* [Task inputs]:
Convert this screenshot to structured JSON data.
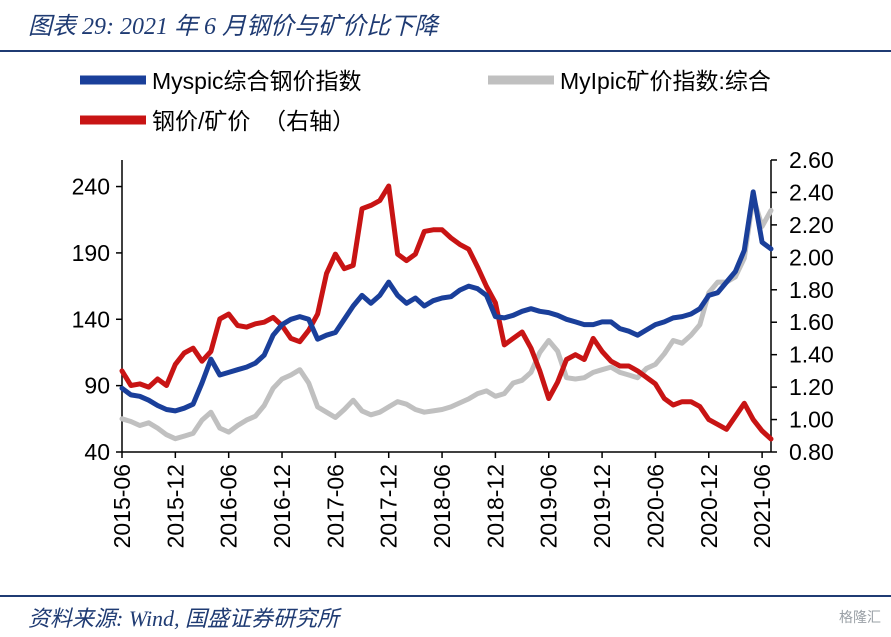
{
  "title": "图表 29:  2021 年 6 月钢价与矿价比下降",
  "source": "资料来源:  Wind,  国盛证券研究所",
  "watermark": "格隆汇",
  "chart_data": {
    "type": "line",
    "title": "",
    "x_ticks": [
      "2015-06",
      "2015-12",
      "2016-06",
      "2016-12",
      "2017-06",
      "2017-12",
      "2018-06",
      "2018-12",
      "2019-06",
      "2019-12",
      "2020-06",
      "2020-12",
      "2021-06"
    ],
    "y_left_ticks": [
      "40",
      "90",
      "140",
      "190",
      "240"
    ],
    "y_right_ticks": [
      "0.80",
      "1.00",
      "1.20",
      "1.40",
      "1.60",
      "1.80",
      "2.00",
      "2.20",
      "2.40",
      "2.60"
    ],
    "y_left_lim": [
      40,
      260
    ],
    "y_right_lim": [
      0.8,
      2.6
    ],
    "x_range": [
      "2015-06",
      "2021-07"
    ],
    "legend_placement": "top",
    "grid": false,
    "series": [
      {
        "name": "Myspic综合钢价指数",
        "axis": "left",
        "color": "#1a3f9a",
        "points": [
          [
            "2015-06",
            88
          ],
          [
            "2015-07",
            83
          ],
          [
            "2015-08",
            82
          ],
          [
            "2015-09",
            79
          ],
          [
            "2015-10",
            75
          ],
          [
            "2015-11",
            72
          ],
          [
            "2015-12",
            71
          ],
          [
            "2016-01",
            73
          ],
          [
            "2016-02",
            76
          ],
          [
            "2016-03",
            92
          ],
          [
            "2016-04",
            110
          ],
          [
            "2016-05",
            98
          ],
          [
            "2016-06",
            100
          ],
          [
            "2016-07",
            102
          ],
          [
            "2016-08",
            104
          ],
          [
            "2016-09",
            107
          ],
          [
            "2016-10",
            113
          ],
          [
            "2016-11",
            128
          ],
          [
            "2016-12",
            136
          ],
          [
            "2017-01",
            140
          ],
          [
            "2017-02",
            142
          ],
          [
            "2017-03",
            140
          ],
          [
            "2017-04",
            125
          ],
          [
            "2017-05",
            128
          ],
          [
            "2017-06",
            130
          ],
          [
            "2017-07",
            140
          ],
          [
            "2017-08",
            150
          ],
          [
            "2017-09",
            158
          ],
          [
            "2017-10",
            152
          ],
          [
            "2017-11",
            158
          ],
          [
            "2017-12",
            168
          ],
          [
            "2018-01",
            158
          ],
          [
            "2018-02",
            152
          ],
          [
            "2018-03",
            156
          ],
          [
            "2018-04",
            150
          ],
          [
            "2018-05",
            154
          ],
          [
            "2018-06",
            156
          ],
          [
            "2018-07",
            157
          ],
          [
            "2018-08",
            162
          ],
          [
            "2018-09",
            165
          ],
          [
            "2018-10",
            163
          ],
          [
            "2018-11",
            158
          ],
          [
            "2018-12",
            142
          ],
          [
            "2019-01",
            141
          ],
          [
            "2019-02",
            143
          ],
          [
            "2019-03",
            146
          ],
          [
            "2019-04",
            148
          ],
          [
            "2019-05",
            146
          ],
          [
            "2019-06",
            145
          ],
          [
            "2019-07",
            143
          ],
          [
            "2019-08",
            140
          ],
          [
            "2019-09",
            138
          ],
          [
            "2019-10",
            136
          ],
          [
            "2019-11",
            136
          ],
          [
            "2019-12",
            138
          ],
          [
            "2020-01",
            138
          ],
          [
            "2020-02",
            133
          ],
          [
            "2020-03",
            131
          ],
          [
            "2020-04",
            128
          ],
          [
            "2020-05",
            132
          ],
          [
            "2020-06",
            136
          ],
          [
            "2020-07",
            138
          ],
          [
            "2020-08",
            141
          ],
          [
            "2020-09",
            142
          ],
          [
            "2020-10",
            144
          ],
          [
            "2020-11",
            148
          ],
          [
            "2020-12",
            158
          ],
          [
            "2021-01",
            160
          ],
          [
            "2021-02",
            168
          ],
          [
            "2021-03",
            176
          ],
          [
            "2021-04",
            192
          ],
          [
            "2021-05",
            236
          ],
          [
            "2021-06",
            198
          ],
          [
            "2021-07",
            193
          ]
        ]
      },
      {
        "name": "MyIpic矿价指数:综合",
        "axis": "left",
        "color": "#c0c0c0",
        "points": [
          [
            "2015-06",
            65
          ],
          [
            "2015-07",
            63
          ],
          [
            "2015-08",
            60
          ],
          [
            "2015-09",
            62
          ],
          [
            "2015-10",
            58
          ],
          [
            "2015-11",
            53
          ],
          [
            "2015-12",
            50
          ],
          [
            "2016-01",
            52
          ],
          [
            "2016-02",
            54
          ],
          [
            "2016-03",
            64
          ],
          [
            "2016-04",
            70
          ],
          [
            "2016-05",
            58
          ],
          [
            "2016-06",
            55
          ],
          [
            "2016-07",
            60
          ],
          [
            "2016-08",
            64
          ],
          [
            "2016-09",
            67
          ],
          [
            "2016-10",
            75
          ],
          [
            "2016-11",
            88
          ],
          [
            "2016-12",
            95
          ],
          [
            "2017-01",
            98
          ],
          [
            "2017-02",
            102
          ],
          [
            "2017-03",
            92
          ],
          [
            "2017-04",
            74
          ],
          [
            "2017-05",
            70
          ],
          [
            "2017-06",
            66
          ],
          [
            "2017-07",
            72
          ],
          [
            "2017-08",
            79
          ],
          [
            "2017-09",
            71
          ],
          [
            "2017-10",
            68
          ],
          [
            "2017-11",
            70
          ],
          [
            "2017-12",
            74
          ],
          [
            "2018-01",
            78
          ],
          [
            "2018-02",
            76
          ],
          [
            "2018-03",
            72
          ],
          [
            "2018-04",
            70
          ],
          [
            "2018-05",
            71
          ],
          [
            "2018-06",
            72
          ],
          [
            "2018-07",
            74
          ],
          [
            "2018-08",
            77
          ],
          [
            "2018-09",
            80
          ],
          [
            "2018-10",
            84
          ],
          [
            "2018-11",
            86
          ],
          [
            "2018-12",
            82
          ],
          [
            "2019-01",
            84
          ],
          [
            "2019-02",
            92
          ],
          [
            "2019-03",
            94
          ],
          [
            "2019-04",
            100
          ],
          [
            "2019-05",
            115
          ],
          [
            "2019-06",
            124
          ],
          [
            "2019-07",
            116
          ],
          [
            "2019-08",
            96
          ],
          [
            "2019-09",
            95
          ],
          [
            "2019-10",
            96
          ],
          [
            "2019-11",
            100
          ],
          [
            "2019-12",
            102
          ],
          [
            "2020-01",
            104
          ],
          [
            "2020-02",
            100
          ],
          [
            "2020-03",
            98
          ],
          [
            "2020-04",
            96
          ],
          [
            "2020-05",
            103
          ],
          [
            "2020-06",
            106
          ],
          [
            "2020-07",
            114
          ],
          [
            "2020-08",
            124
          ],
          [
            "2020-09",
            122
          ],
          [
            "2020-10",
            128
          ],
          [
            "2020-11",
            136
          ],
          [
            "2020-12",
            160
          ],
          [
            "2021-01",
            168
          ],
          [
            "2021-02",
            168
          ],
          [
            "2021-03",
            172
          ],
          [
            "2021-04",
            186
          ],
          [
            "2021-05",
            232
          ],
          [
            "2021-06",
            210
          ],
          [
            "2021-07",
            222
          ]
        ]
      },
      {
        "name": "钢价/矿价  （右轴）",
        "axis": "right",
        "color": "#c81414",
        "points": [
          [
            "2015-06",
            1.3
          ],
          [
            "2015-07",
            1.21
          ],
          [
            "2015-08",
            1.22
          ],
          [
            "2015-09",
            1.2
          ],
          [
            "2015-10",
            1.25
          ],
          [
            "2015-11",
            1.21
          ],
          [
            "2015-12",
            1.34
          ],
          [
            "2016-01",
            1.41
          ],
          [
            "2016-02",
            1.44
          ],
          [
            "2016-03",
            1.36
          ],
          [
            "2016-04",
            1.42
          ],
          [
            "2016-05",
            1.62
          ],
          [
            "2016-06",
            1.65
          ],
          [
            "2016-07",
            1.58
          ],
          [
            "2016-08",
            1.57
          ],
          [
            "2016-09",
            1.59
          ],
          [
            "2016-10",
            1.6
          ],
          [
            "2016-11",
            1.63
          ],
          [
            "2016-12",
            1.58
          ],
          [
            "2017-01",
            1.5
          ],
          [
            "2017-02",
            1.48
          ],
          [
            "2017-03",
            1.55
          ],
          [
            "2017-04",
            1.65
          ],
          [
            "2017-05",
            1.9
          ],
          [
            "2017-06",
            2.02
          ],
          [
            "2017-07",
            1.93
          ],
          [
            "2017-08",
            1.95
          ],
          [
            "2017-09",
            2.3
          ],
          [
            "2017-10",
            2.32
          ],
          [
            "2017-11",
            2.35
          ],
          [
            "2017-12",
            2.44
          ],
          [
            "2018-01",
            2.02
          ],
          [
            "2018-02",
            1.98
          ],
          [
            "2018-03",
            2.02
          ],
          [
            "2018-04",
            2.16
          ],
          [
            "2018-05",
            2.17
          ],
          [
            "2018-06",
            2.17
          ],
          [
            "2018-07",
            2.12
          ],
          [
            "2018-08",
            2.08
          ],
          [
            "2018-09",
            2.05
          ],
          [
            "2018-10",
            1.94
          ],
          [
            "2018-11",
            1.82
          ],
          [
            "2018-12",
            1.72
          ],
          [
            "2019-01",
            1.46
          ],
          [
            "2019-02",
            1.5
          ],
          [
            "2019-03",
            1.54
          ],
          [
            "2019-04",
            1.44
          ],
          [
            "2019-05",
            1.3
          ],
          [
            "2019-06",
            1.13
          ],
          [
            "2019-07",
            1.23
          ],
          [
            "2019-08",
            1.37
          ],
          [
            "2019-09",
            1.4
          ],
          [
            "2019-10",
            1.37
          ],
          [
            "2019-11",
            1.5
          ],
          [
            "2019-12",
            1.42
          ],
          [
            "2020-01",
            1.36
          ],
          [
            "2020-02",
            1.33
          ],
          [
            "2020-03",
            1.33
          ],
          [
            "2020-04",
            1.3
          ],
          [
            "2020-05",
            1.26
          ],
          [
            "2020-06",
            1.22
          ],
          [
            "2020-07",
            1.13
          ],
          [
            "2020-08",
            1.09
          ],
          [
            "2020-09",
            1.11
          ],
          [
            "2020-10",
            1.11
          ],
          [
            "2020-11",
            1.08
          ],
          [
            "2020-12",
            1.0
          ],
          [
            "2021-01",
            0.97
          ],
          [
            "2021-02",
            0.94
          ],
          [
            "2021-03",
            1.02
          ],
          [
            "2021-04",
            1.1
          ],
          [
            "2021-05",
            1.0
          ],
          [
            "2021-06",
            0.93
          ],
          [
            "2021-07",
            0.88
          ]
        ]
      }
    ]
  }
}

* [Work to do]:
Only lines holding the string "name" are wanted; gather each one from the entries above.

* [The solution]:
        "name": "Myspic综合钢价指数",
        "name": "MyIpic矿价指数:综合",
        "name": "钢价/矿价  （右轴）",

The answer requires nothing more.